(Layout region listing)
-=-=-=-=-

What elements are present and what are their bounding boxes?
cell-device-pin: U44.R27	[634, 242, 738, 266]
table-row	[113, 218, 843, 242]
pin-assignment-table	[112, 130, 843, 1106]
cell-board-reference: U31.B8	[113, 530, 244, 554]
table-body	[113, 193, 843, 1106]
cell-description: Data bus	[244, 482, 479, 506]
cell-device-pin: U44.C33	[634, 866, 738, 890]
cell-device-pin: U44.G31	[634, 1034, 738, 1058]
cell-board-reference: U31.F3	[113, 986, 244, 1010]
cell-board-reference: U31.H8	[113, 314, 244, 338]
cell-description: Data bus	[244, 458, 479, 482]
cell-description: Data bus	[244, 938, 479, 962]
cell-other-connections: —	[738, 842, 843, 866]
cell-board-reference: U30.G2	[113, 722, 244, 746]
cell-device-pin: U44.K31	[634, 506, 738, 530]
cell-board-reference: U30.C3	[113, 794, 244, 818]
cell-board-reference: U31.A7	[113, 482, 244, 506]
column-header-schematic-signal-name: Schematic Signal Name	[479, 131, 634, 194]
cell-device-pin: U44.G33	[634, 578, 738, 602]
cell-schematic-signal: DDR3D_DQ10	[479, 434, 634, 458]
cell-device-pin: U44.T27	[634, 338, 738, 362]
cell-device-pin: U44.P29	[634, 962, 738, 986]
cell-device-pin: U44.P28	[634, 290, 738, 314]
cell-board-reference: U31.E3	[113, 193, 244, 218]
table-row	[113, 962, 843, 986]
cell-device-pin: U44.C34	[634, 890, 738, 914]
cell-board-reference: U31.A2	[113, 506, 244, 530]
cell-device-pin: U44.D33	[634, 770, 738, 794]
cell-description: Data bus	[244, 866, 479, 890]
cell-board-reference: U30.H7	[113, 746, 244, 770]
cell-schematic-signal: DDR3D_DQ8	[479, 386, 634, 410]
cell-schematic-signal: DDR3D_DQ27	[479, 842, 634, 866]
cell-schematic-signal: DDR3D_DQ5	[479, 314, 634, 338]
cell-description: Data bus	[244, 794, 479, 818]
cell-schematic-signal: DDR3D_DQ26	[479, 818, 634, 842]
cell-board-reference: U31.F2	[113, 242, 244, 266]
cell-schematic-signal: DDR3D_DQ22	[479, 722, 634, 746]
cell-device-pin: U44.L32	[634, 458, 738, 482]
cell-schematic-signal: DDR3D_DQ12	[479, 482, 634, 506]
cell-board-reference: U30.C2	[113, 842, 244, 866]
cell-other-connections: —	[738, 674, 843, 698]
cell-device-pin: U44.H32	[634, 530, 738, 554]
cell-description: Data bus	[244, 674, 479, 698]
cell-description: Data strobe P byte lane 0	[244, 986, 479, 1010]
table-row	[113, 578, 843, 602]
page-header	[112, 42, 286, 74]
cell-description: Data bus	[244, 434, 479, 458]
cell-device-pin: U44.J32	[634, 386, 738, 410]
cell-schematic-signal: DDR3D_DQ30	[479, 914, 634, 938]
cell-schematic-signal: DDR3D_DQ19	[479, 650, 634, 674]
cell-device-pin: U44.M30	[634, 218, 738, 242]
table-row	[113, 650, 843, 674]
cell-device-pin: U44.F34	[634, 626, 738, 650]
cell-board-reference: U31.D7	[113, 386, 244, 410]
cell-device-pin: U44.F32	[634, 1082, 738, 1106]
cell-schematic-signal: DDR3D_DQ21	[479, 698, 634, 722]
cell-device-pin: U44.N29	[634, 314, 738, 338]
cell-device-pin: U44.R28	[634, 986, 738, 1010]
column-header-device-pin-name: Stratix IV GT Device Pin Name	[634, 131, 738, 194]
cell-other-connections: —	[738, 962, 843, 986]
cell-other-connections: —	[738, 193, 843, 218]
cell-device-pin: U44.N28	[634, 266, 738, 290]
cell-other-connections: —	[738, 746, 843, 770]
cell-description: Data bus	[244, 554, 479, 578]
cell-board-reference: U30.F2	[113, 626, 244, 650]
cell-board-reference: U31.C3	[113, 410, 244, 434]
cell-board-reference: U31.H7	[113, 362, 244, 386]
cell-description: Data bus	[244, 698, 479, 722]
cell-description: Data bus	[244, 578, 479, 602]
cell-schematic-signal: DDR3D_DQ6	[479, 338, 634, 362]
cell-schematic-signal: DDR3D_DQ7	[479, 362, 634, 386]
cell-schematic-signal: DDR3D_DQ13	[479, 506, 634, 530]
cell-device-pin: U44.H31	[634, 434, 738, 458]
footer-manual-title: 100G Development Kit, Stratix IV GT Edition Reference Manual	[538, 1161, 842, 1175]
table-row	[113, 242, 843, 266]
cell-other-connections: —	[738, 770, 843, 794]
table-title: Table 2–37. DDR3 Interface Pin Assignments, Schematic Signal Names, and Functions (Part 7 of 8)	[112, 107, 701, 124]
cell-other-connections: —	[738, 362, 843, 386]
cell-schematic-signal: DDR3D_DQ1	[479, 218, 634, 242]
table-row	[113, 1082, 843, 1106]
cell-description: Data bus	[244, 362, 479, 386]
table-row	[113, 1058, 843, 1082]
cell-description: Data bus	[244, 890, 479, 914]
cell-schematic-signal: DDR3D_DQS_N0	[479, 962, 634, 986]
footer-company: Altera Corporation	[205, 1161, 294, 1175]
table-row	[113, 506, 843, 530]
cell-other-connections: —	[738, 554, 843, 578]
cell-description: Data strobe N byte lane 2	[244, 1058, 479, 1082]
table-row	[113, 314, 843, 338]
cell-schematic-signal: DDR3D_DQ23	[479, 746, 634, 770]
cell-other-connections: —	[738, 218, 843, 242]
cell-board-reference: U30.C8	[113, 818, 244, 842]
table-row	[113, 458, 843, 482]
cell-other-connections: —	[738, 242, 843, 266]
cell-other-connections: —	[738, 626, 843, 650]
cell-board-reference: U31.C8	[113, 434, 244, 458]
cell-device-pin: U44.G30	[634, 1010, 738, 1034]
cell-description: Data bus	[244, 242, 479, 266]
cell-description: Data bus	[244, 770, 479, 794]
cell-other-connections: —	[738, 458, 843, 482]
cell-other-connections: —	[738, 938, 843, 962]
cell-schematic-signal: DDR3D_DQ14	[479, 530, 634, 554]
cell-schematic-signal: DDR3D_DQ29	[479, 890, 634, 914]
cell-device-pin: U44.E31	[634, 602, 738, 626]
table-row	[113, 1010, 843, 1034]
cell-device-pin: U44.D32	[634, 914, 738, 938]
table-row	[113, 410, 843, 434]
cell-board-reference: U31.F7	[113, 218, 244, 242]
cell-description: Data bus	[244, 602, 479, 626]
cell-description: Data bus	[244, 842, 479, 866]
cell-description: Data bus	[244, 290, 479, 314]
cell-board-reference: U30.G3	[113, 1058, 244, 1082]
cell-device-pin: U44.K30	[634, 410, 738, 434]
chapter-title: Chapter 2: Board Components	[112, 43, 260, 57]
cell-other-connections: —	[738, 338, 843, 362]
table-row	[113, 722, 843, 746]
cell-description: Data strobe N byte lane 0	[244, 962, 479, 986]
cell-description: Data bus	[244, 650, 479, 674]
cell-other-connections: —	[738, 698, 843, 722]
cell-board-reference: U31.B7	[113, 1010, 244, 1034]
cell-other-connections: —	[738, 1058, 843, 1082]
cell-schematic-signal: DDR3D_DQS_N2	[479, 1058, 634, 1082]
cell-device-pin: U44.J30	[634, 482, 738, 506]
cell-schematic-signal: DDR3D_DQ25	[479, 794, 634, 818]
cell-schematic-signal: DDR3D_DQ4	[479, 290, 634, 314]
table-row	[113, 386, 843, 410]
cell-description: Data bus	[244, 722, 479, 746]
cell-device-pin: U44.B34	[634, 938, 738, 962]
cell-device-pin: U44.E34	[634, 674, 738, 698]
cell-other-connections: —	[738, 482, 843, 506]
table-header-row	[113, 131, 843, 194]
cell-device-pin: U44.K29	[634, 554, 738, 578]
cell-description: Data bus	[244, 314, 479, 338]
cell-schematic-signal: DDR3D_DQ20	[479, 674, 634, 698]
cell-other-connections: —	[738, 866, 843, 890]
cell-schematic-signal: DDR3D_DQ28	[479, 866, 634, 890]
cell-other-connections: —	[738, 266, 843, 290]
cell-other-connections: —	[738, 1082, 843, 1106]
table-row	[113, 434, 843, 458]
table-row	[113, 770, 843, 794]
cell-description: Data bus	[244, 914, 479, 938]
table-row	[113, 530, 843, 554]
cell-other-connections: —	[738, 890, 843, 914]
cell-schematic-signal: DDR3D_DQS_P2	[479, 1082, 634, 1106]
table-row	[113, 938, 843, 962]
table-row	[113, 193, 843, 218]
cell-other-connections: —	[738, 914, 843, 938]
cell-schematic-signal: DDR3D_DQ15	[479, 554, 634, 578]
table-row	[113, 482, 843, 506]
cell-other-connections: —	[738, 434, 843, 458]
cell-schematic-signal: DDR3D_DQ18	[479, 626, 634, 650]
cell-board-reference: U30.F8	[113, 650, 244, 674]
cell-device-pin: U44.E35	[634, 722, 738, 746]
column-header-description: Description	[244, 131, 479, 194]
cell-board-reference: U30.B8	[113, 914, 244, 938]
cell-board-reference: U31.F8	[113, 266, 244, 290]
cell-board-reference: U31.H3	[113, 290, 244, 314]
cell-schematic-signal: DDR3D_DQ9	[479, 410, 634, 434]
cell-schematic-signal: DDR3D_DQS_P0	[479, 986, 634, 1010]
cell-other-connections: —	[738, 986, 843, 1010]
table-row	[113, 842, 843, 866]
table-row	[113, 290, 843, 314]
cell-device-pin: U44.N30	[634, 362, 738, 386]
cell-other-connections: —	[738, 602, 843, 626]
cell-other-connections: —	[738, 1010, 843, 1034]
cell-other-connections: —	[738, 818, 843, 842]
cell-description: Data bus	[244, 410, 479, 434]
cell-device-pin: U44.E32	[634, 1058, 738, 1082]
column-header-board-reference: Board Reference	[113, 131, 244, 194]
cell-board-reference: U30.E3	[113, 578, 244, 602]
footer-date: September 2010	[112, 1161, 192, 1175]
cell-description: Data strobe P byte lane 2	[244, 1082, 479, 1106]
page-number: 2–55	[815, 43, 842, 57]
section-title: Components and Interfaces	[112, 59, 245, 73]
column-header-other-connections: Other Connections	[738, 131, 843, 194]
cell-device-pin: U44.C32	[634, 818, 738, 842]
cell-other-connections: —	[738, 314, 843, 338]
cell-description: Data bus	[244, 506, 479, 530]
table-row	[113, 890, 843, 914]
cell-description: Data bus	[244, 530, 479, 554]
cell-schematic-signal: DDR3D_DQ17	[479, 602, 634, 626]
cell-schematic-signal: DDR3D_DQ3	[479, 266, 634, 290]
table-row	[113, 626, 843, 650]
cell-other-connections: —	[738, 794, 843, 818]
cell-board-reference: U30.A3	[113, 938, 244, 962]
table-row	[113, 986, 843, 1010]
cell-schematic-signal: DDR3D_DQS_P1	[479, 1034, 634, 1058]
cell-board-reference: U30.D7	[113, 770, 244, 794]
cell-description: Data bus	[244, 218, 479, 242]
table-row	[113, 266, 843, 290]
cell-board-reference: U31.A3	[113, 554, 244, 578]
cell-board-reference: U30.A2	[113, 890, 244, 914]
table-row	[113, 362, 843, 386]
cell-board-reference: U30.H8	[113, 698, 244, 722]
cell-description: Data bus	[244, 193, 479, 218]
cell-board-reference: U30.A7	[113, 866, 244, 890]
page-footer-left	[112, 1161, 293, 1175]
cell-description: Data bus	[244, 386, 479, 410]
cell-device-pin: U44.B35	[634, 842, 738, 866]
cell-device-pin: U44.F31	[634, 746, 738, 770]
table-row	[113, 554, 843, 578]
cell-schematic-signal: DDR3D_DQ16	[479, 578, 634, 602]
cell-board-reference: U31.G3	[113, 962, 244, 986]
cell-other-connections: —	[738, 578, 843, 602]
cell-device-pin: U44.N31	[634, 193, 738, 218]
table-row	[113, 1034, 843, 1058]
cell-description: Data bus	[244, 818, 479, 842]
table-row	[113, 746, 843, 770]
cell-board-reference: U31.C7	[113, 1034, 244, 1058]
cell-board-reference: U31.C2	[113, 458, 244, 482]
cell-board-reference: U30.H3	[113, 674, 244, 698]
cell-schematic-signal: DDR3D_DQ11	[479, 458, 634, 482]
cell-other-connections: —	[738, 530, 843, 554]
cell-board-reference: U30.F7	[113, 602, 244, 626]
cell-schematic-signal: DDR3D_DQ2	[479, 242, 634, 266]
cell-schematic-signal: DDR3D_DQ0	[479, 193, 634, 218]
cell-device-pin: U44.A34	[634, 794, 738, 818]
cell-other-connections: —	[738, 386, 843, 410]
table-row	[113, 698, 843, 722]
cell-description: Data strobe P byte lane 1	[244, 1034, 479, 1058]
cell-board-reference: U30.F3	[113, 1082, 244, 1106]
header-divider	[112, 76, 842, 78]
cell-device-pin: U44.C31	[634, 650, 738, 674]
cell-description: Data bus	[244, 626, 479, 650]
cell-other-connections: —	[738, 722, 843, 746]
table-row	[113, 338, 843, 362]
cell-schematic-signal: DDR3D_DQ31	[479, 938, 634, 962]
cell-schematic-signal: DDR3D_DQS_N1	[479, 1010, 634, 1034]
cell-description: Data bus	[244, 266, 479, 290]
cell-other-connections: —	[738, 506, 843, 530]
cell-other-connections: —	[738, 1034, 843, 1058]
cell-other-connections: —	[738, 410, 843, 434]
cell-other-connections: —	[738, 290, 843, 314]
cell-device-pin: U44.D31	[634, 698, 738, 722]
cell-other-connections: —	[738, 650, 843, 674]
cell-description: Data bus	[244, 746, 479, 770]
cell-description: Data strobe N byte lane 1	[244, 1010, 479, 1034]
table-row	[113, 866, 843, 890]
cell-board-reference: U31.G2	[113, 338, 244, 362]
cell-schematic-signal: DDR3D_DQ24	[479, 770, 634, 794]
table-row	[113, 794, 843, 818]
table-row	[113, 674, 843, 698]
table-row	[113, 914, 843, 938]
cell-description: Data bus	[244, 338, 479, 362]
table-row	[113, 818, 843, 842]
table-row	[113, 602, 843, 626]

-=-=-=-=-

- _Task to carry out_:
Can you format the listing as a numbered list, from its first line up to and including the line with "1034, 738, 1058]", leaving out any blank lines?

- _Solution to the problem_:
1. What elements are present and what are their bounding boxes?
2. cell-device-pin: U44.R27	[634, 242, 738, 266]
3. table-row	[113, 218, 843, 242]
4. pin-assignment-table	[112, 130, 843, 1106]
5. cell-board-reference: U31.B8	[113, 530, 244, 554]
6. table-body	[113, 193, 843, 1106]
7. cell-description: Data bus	[244, 482, 479, 506]
8. cell-device-pin: U44.C33	[634, 866, 738, 890]
9. cell-device-pin: U44.G31	[634, 1034, 738, 1058]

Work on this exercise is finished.